* _課題一覧_:
(1) 朝倉未来と平本蓮の対戦に関する記事によれば、RIZINの緊急会見はどこで行われましたか。
(2) 朝倉未来と平本蓮の対戦に関する記事を、最後の文の後から書き継いでください。

***** 提示テキスト *****

朝倉未来戦にこぎつけた平本蓮、本来なら“超格差マッチ”…榊原CEOが認めた「カリスマ性と求心力」
4年前から始まった因縁がついにリングで決着する。格闘技イベント「RIZIN」は16日、東京・六本木ヒルズアリーナで緊急会見を行い「朝倉未来vs平本蓮」を「yogibo presents 超RIZIN.3」(7月28日、埼玉・さいたまスーパーアリーナ)で行うことを発表した。なぜ平本蓮と朝倉未来の対戦は実現したのか。
朝倉未来vs平本蓮は「存在意義と生き様をかけたカード」
4年前から始まった因縁がついにリングで決着する。格闘技イベント「RIZIN」は16日、東京・六本木ヒルズアリーナで緊急会見を行い「朝倉未来vs平本蓮」を「yogibo presents 超RIZIN.3」(7月28日、埼玉・さいたまスーパーアリーナ)で行うことを発表した。なぜ平本蓮と朝倉未来の対戦は実現したのか。

***** 記録の抜粋 *****

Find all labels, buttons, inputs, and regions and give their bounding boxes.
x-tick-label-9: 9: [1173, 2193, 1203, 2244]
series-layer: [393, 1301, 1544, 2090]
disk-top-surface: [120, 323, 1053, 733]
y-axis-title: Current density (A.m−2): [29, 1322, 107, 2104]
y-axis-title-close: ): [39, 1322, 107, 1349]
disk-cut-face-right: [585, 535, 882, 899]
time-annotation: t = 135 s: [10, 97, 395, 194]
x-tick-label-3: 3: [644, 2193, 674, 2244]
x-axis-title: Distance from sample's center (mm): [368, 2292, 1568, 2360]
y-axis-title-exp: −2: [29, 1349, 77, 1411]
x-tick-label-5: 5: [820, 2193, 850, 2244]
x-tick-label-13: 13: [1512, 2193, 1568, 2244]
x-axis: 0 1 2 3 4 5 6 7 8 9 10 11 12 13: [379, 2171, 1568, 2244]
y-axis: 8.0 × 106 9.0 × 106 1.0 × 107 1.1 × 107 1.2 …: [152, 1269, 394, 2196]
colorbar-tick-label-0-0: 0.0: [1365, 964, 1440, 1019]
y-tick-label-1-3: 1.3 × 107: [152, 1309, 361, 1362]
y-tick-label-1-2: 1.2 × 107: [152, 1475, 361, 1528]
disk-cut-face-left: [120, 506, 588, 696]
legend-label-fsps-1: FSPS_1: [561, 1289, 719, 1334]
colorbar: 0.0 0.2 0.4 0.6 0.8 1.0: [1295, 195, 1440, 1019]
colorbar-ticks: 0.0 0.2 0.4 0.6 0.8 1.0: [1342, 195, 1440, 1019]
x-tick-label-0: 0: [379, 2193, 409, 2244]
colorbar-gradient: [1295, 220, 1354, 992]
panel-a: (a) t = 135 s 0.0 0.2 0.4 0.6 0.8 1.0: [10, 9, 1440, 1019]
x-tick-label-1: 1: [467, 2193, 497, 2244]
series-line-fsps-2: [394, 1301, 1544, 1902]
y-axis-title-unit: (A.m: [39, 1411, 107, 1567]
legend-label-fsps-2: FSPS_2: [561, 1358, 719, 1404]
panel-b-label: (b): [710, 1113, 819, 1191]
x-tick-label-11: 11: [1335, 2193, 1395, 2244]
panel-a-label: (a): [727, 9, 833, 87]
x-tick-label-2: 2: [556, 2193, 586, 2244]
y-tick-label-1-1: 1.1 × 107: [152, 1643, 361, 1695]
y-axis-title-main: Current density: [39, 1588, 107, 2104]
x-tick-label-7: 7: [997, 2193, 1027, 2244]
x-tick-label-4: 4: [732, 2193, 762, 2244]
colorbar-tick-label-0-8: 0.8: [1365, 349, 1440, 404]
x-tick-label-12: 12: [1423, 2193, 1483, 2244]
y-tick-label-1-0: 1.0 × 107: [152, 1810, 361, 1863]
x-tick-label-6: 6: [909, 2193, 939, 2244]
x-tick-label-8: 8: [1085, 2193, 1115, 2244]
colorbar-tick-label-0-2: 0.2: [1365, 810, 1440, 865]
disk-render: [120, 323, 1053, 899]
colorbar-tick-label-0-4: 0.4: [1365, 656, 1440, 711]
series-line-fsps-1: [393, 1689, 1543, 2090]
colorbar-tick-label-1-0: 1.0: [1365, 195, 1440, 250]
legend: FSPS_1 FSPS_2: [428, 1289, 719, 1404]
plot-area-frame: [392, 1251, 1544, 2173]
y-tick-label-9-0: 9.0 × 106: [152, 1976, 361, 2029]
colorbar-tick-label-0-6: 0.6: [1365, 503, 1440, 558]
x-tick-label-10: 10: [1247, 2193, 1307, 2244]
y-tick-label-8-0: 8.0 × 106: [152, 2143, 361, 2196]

*****

* _各問の解答_:
(1) 東京・六本木ヒルズアリーナです。

(2)
倍以上の戦績差がある。31歳の未来は2012年にMMAデビューしこれまでの戦績は22戦17勝(8KO/1一本)4敗。対する25歳の平本は20年にMMAデビューし6戦3勝3敗の実績だ。仮にRIZINフェザー級にランキングがあるなら、未来はトップ3クラスだが、平本はおそらく10位以内には入らないだろう。RIZINでなければ実現しないカードだ。
この試合は榊原代表いわく「いまの(時代の)瞬間の中のマッチメイク」。誰もが「いつかはやる」と思っていたが、いかにして平本は実現にまでもっていったのか。
平本がかみつき始めたのは4年前の2020年。未来は自身がMMAをスタートするきっかけにもなった存在だった。昨年12月には「とにかくかみついて喧嘩を売って盛り上げてやろう」と実現へ向け行動していたことを明かしていた。
当初は平本の行動は煙たがられていたが、未来にかみつくだけではなく、大人にも媚びない姿が令和の若者に響きファンは徐々に増えていった。
そんななかで一気に世論を実現へと近づけたのが未来とYA-MANのプロキックボクシング戦だった。本職ではないキックの試合で1R・KO負けしてしまった未来。現地で観戦していた平本は未来の敗戦に悔しがり、密着カメラに対しても不機嫌に。「あいつヘマしやがった」と感情をあらわにした。
平本のこの姿は話題に。ネット上では「自身が対戦したかった朝倉未来と先にYA-MANが対戦した上、さらに負けてしまった」という事実を突き付けられた平本への同情の声が多く上がっていた。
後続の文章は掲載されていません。